= Directive =
Search the records for "image". Copy every line where it appears.

= Stored data entries =
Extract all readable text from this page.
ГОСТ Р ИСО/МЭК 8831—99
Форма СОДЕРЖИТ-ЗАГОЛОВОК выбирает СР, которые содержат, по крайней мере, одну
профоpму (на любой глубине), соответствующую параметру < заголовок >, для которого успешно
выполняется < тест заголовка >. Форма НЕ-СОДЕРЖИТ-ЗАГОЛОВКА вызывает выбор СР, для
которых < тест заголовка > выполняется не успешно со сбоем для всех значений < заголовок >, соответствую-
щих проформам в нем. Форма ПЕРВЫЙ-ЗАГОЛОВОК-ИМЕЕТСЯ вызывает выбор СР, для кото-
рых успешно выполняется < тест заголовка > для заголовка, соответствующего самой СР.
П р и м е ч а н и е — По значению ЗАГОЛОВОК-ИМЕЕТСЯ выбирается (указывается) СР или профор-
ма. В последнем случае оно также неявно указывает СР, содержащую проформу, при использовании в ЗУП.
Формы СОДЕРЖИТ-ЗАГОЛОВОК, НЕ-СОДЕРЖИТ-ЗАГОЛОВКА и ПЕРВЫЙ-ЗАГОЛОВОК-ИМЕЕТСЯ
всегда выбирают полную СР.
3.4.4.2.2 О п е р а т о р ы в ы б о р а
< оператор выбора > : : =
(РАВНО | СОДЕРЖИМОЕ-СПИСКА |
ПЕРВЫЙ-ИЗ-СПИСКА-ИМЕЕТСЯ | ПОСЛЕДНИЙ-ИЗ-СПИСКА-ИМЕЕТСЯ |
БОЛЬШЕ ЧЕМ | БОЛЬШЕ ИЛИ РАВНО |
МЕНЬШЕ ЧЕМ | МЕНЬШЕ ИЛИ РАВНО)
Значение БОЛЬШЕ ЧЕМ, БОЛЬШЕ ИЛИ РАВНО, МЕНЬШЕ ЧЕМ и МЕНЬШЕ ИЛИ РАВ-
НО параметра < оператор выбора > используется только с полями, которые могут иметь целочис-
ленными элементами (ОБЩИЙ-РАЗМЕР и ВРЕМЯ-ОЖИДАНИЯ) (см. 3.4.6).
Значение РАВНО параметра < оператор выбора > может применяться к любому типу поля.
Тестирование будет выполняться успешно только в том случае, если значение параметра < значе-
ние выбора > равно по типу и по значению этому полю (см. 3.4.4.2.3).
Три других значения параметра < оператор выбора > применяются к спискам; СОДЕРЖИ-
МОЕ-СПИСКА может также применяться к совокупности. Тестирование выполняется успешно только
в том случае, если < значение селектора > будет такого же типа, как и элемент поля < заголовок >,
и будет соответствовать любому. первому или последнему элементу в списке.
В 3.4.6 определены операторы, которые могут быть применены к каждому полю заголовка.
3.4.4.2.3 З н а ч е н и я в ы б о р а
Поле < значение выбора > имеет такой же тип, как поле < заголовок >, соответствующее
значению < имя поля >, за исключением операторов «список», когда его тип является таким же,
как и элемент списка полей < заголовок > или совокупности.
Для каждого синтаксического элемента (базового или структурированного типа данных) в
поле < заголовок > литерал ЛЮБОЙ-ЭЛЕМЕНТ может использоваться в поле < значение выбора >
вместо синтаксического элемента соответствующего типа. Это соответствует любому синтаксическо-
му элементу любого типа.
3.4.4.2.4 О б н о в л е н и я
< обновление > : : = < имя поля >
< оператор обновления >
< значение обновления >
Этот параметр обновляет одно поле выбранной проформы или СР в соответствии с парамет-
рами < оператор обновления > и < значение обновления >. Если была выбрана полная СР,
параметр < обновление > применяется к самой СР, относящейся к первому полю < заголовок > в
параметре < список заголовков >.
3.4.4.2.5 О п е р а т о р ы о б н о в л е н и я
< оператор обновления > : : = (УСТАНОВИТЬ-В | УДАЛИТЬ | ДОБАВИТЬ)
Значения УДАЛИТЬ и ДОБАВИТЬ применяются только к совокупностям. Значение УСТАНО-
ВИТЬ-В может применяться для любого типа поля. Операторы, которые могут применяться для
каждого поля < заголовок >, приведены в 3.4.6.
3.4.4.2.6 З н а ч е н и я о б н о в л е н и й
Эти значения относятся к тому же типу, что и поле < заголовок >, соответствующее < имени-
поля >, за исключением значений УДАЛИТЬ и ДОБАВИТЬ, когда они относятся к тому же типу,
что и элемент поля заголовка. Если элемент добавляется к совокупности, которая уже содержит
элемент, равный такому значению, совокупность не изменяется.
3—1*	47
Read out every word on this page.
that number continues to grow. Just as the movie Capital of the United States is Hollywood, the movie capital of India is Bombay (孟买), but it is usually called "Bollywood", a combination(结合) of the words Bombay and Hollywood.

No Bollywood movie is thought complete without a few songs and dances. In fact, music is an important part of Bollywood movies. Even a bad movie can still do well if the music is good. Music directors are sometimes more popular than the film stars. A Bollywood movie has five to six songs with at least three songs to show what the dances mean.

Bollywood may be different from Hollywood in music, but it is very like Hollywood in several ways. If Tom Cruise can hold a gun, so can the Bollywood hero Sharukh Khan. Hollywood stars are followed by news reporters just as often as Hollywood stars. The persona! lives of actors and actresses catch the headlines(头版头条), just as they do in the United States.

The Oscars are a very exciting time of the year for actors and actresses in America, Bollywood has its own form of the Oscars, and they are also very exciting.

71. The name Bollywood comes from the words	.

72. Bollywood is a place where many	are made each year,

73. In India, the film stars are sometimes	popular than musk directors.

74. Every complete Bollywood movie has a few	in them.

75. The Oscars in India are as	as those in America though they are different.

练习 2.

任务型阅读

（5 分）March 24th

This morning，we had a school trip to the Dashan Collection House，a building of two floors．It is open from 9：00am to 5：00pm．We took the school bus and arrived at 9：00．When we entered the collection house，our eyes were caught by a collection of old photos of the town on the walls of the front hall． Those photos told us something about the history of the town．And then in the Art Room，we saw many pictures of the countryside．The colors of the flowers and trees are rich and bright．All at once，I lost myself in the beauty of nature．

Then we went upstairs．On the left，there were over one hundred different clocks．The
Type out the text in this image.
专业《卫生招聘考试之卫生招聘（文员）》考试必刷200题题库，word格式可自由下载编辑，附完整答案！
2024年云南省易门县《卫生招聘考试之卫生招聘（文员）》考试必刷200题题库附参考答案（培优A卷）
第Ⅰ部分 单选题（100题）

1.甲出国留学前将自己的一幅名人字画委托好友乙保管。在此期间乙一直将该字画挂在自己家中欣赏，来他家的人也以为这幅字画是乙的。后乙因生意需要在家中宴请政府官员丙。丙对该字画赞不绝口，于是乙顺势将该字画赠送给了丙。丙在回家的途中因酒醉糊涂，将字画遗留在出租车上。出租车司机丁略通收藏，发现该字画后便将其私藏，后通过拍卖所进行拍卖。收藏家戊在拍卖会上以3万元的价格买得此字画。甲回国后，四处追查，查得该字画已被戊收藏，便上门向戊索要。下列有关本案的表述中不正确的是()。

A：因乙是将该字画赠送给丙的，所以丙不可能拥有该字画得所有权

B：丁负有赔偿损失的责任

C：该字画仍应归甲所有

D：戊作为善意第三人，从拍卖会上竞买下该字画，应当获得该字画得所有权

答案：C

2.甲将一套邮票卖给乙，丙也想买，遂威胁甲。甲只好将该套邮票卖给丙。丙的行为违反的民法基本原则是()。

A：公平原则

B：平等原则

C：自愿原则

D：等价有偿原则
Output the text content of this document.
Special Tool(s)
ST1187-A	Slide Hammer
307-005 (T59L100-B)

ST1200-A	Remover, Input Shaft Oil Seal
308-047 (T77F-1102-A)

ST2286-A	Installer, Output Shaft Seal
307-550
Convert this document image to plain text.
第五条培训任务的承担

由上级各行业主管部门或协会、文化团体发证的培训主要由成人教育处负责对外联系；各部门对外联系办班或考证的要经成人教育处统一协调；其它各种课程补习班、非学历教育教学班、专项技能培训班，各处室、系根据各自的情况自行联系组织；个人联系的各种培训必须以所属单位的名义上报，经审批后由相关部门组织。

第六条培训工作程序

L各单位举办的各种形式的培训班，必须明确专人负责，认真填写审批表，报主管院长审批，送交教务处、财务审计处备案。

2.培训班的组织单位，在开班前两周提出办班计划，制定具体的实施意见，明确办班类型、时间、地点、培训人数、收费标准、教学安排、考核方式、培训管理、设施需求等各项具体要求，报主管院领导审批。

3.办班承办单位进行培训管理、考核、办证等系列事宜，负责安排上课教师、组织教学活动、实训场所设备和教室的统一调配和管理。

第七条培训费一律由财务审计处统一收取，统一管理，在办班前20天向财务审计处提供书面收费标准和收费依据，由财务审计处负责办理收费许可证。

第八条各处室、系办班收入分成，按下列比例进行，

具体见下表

= Exercise response =
Type out the text in this image.
Convert this document image to plain text.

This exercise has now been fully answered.